Records for processing:

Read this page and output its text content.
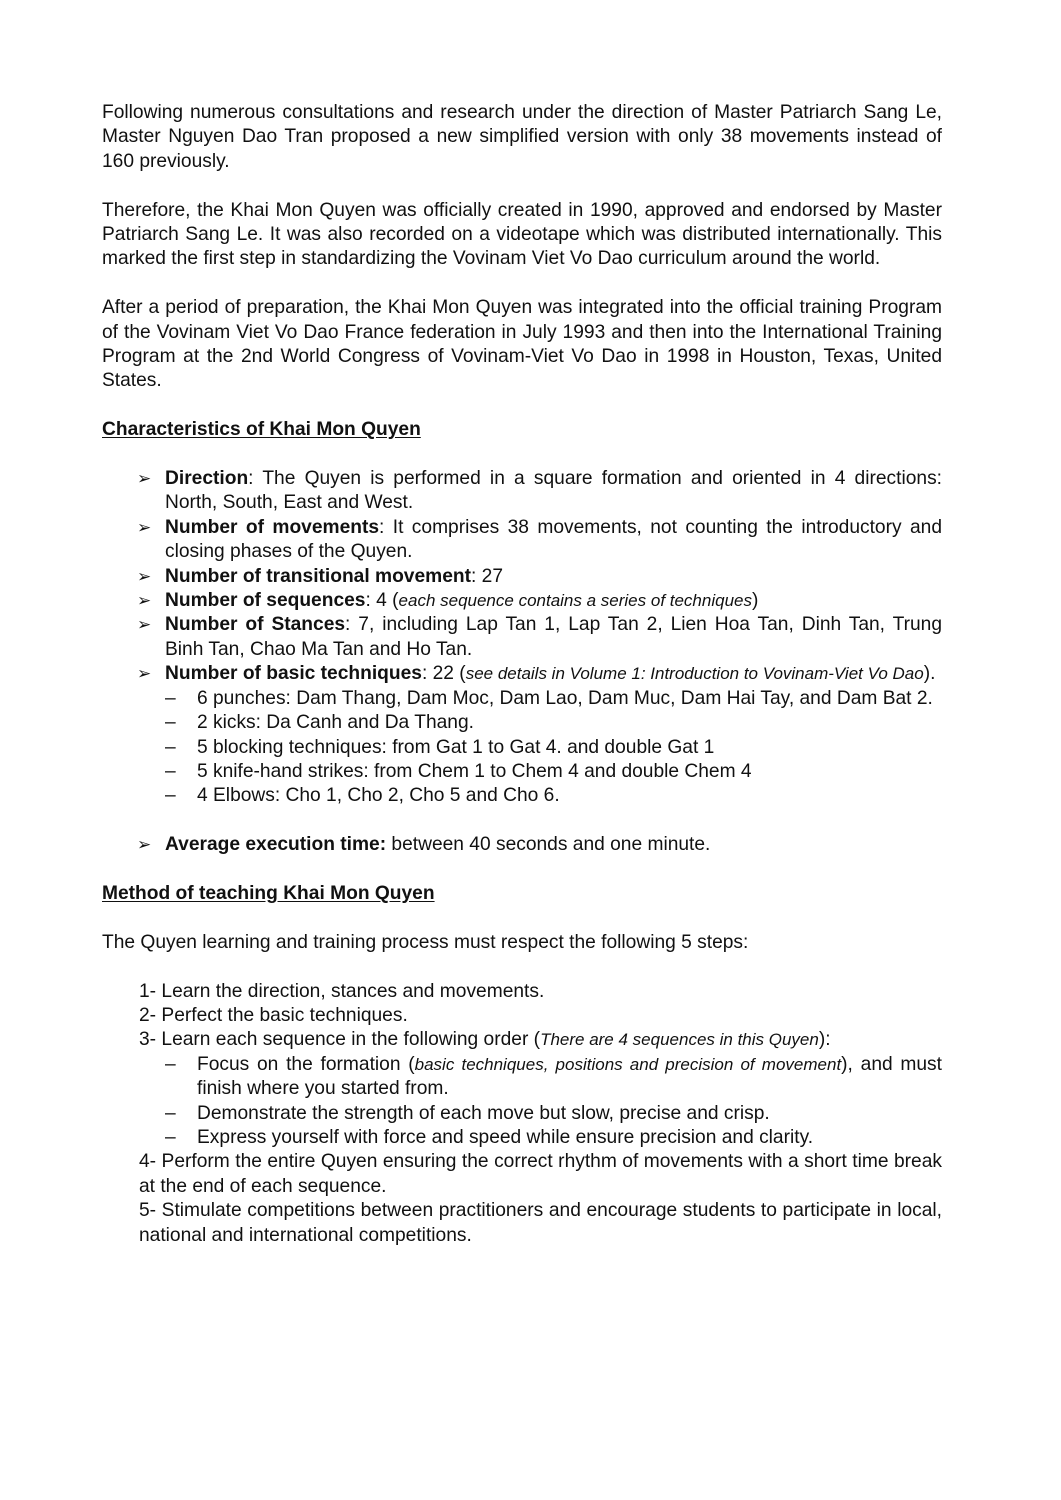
Following numerous consultations and research under the direction of Master Patriarch Sang Le, Master Nguyen Dao Tran proposed a new simplified version with only 38 movements instead of 160 previously.

Therefore, the Khai Mon Quyen was officially created in 1990, approved and endorsed by Master Patriarch Sang Le. It was also recorded on a videotape which was distributed internationally. This marked the first step in standardizing the Vovinam Viet Vo Dao curriculum around the world.

After a period of preparation, the Khai Mon Quyen was integrated into the official training Program of the Vovinam Viet Vo Dao France federation in July 1993 and then into the International Training Program at the 2nd World Congress of Vovinam-Viet Vo Dao in 1998 in Houston, Texas, United States.

Characteristics of Khai Mon Quyen

➢ Direction: The Quyen is performed in a square formation and oriented in 4 directions: North, South, East and West.
➢ Number of movements: It comprises 38 movements, not counting the introductory and closing phases of the Quyen.
➢ Number of transitional movement: 27
➢ Number of sequences: 4 (each sequence contains a series of techniques)
➢ Number of Stances: 7, including Lap Tan 1, Lap Tan 2, Lien Hoa Tan, Dinh Tan, Trung Binh Tan, Chao Ma Tan and Ho Tan.
➢ Number of basic techniques: 22 (see details in Volume 1: Introduction to Vovinam-Viet Vo Dao).
– 6 punches: Dam Thang, Dam Moc, Dam Lao, Dam Muc, Dam Hai Tay, and Dam Bat 2.
– 2 kicks: Da Canh and Da Thang.
– 5 blocking techniques: from Gat 1 to Gat 4. and double Gat 1
– 5 knife-hand strikes: from Chem 1 to Chem 4 and double Chem 4
– 4 Elbows: Cho 1, Cho 2, Cho 5 and Cho 6.
➢ Average execution time: between 40 seconds and one minute.

Method of teaching Khai Mon Quyen

The Quyen learning and training process must respect the following 5 steps:

1- Learn the direction, stances and movements.
2- Perfect the basic techniques.
3- Learn each sequence in the following order (There are 4 sequences in this Quyen):
– Focus on the formation (basic techniques, positions and precision of movement), and must finish where you started from.
– Demonstrate the strength of each move but slow, precise and crisp.
– Express yourself with force and speed while ensure precision and clarity.
4- Perform the entire Quyen ensuring the correct rhythm of movements with a short time break at the end of each sequence.
5- Stimulate competitions between practitioners and encourage students to participate in local, national and international competitions.
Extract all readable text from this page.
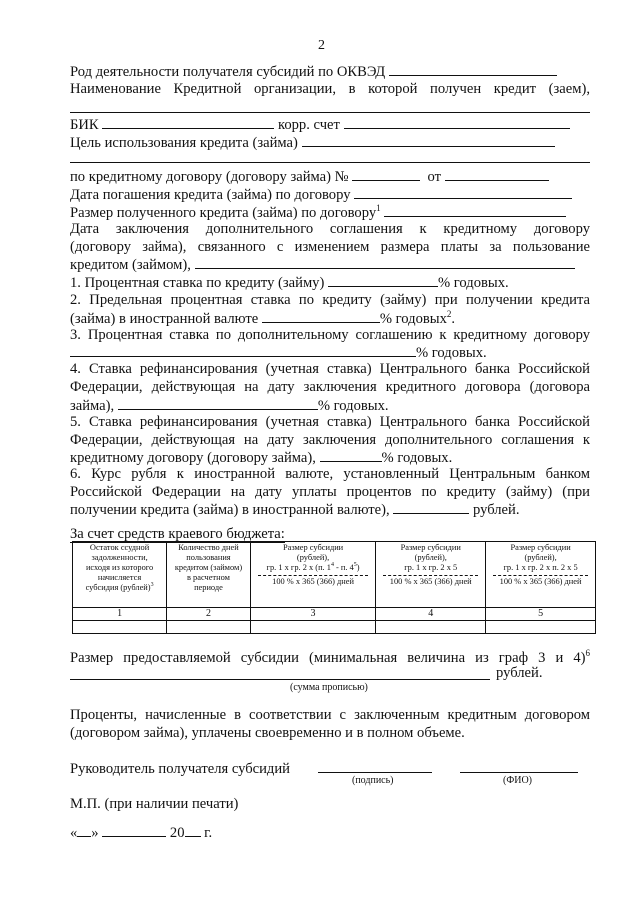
2
Род деятельности получателя субсидий по ОКВЭД
Наименование Кредитной организации, в которой получен кредит (заем),
БИК	корр. счет
Цель использования кредита (займа)
по кредитному договору (договору займа) №	от
Дата погашения кредита (займа) по договору
Размер полученного кредита (займа) по договору$^1$
Дата заключения дополнительного соглашения к кредитному договору
(договору займа), связанного с изменением размера платы за пользование
кредитом (займом),
1. Процентная ставка по кредиту (займу)	% годовых.
2. Предельная процентная ставка по кредиту (займу) при получении кредита
(займа) в иностранной валюте	% годовых$^2$.
3. Процентная ставка по дополнительному соглашению к кредитному договору
% годовых.
4. Ставка рефинансирования (учетная ставка) Центрального банка Российской
Федерации, действующая на дату заключения кредитного договора (договора
займа),	% годовых.
5. Ставка рефинансирования (учетная ставка) Центрального банка Российской
Федерации, действующая на дату заключения дополнительного соглашения к
кредитному договору (договору займа),	% годовых.
6. Курс рубля к иностранной валюте, установленный Центральным банком
Российской Федерации на дату уплаты процентов по кредиту (займу) (при
получении кредита (займа) в иностранной валюте),	рублей.
За счет средств краевого бюджета:
Остаток ссудной
задолженности,
исходя из которого
начисляется
субсидия (рублей)$^3$	Количество дней
пользования
кредитом (займом)
в расчетном
периоде	Размер субсидии
(рублей),
гр. 1 х гр. 2 х (п. $1^4$ - п. $4^5$)
100 % х 365 (366) дней	Размер субсидии
(рублей),
гр. 1 х гр. 2 х 5
100 % х 365 (366) дней	Размер субсидии
(рублей),
гр. 1 х гр. 2 х п. 2 х 5
100 % х 365 (366) дней
1	2	3	4	5

Размер предоставляемой субсидии (минимальная величина из граф 3 и 4)$^6$
рублей.
(сумма прописью)
Проценты, начисленные в соответствии с заключенным кредитным договором
(договором займа), уплачены своевременно и в полном объеме.
Руководитель получателя субсидий
(подпись)	(ФИО)
М.П. (при наличии печати)
« »	20 г.
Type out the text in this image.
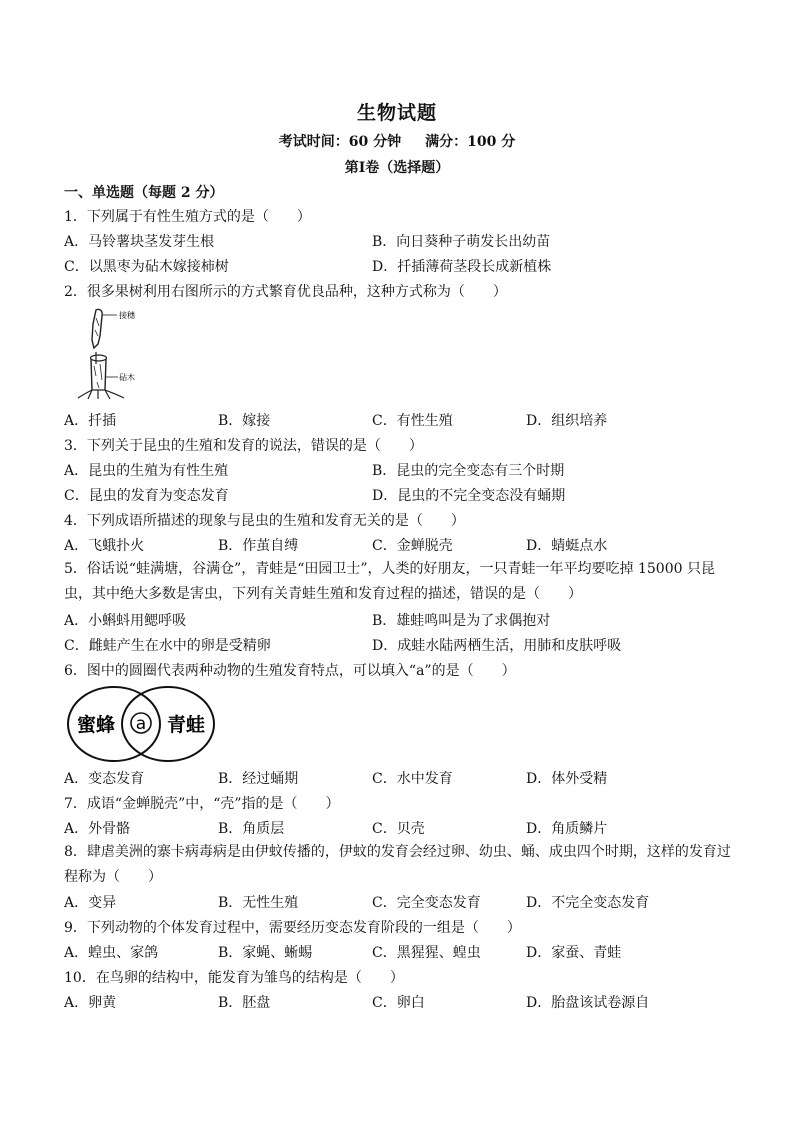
生物试题
考试时间：60 分钟 满分：100 分
第Ⅰ卷（选择题）
一、单选题（每题 2 分）
1．下列属于有性生殖方式的是（　　）
A．马铃薯块茎发芽生根	B．向日葵种子萌发长出幼苗
C．以黑枣为砧木嫁接柿树	D．扦插薄荷茎段长成新植株
2．很多果树利用右图所示的方式繁育优良品种，这种方式称为（　　）
接穗
砧木
A．扦插	B．嫁接	C．有性生殖	D．组织培养
3．下列关于昆虫的生殖和发育的说法，错误的是（　　）
A．昆虫的生殖为有性生殖	B．昆虫的完全变态有三个时期
C．昆虫的发育为变态发育	D．昆虫的不完全变态没有蛹期
4．下列成语所描述的现象与昆虫的生殖和发育无关的是（　　）
A．飞蛾扑火	B．作茧自缚	C．金蝉脱壳	D．蜻蜓点水
5．俗话说“蛙满塘，谷满仓”，青蛙是“田园卫士”，人类的好朋友，一只青蛙一年平均要吃掉 15000 只昆虫，其中绝大多数是害虫，下列有关青蛙生殖和发育过程的描述，错误的是（　　）
A．小蝌蚪用鳃呼吸	B．雄蛙鸣叫是为了求偶抱对
C．雌蛙产生在水中的卵是受精卵	D．成蛙水陆两栖生活，用肺和皮肤呼吸
6．图中的圆圈代表两种动物的生殖发育特点，可以填入“a”的是（　　）
a
蜜蜂	青蛙
A．变态发育	B．经过蛹期	C．水中发育	D．体外受精
7．成语“金蝉脱壳”中，“壳”指的是（　　）
A．外骨骼	B．角质层	C．贝壳	D．角质鳞片
8．肆虐美洲的寨卡病毒病是由伊蚊传播的，伊蚊的发育会经过卵、幼虫、蛹、成虫四个时期，这样的发育过程称为（　　）
A．变异	B．无性生殖	C．完全变态发育	D．不完全变态发育
9．下列动物的个体发育过程中，需要经历变态发育阶段的一组是（　　）
A．蝗虫、家鸽	B．家蝇、蜥蜴	C．黑猩猩、蝗虫	D．家蚕、青蛙
10．在鸟卵的结构中，能发育为雏鸟的结构是（　　）
A．卵黄	B．胚盘	C．卵白	D．胎盘该试卷源自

Task description: Tally up the lines of the listing containing the word "Vovinam". Give only the total.

Answer to this problem: 3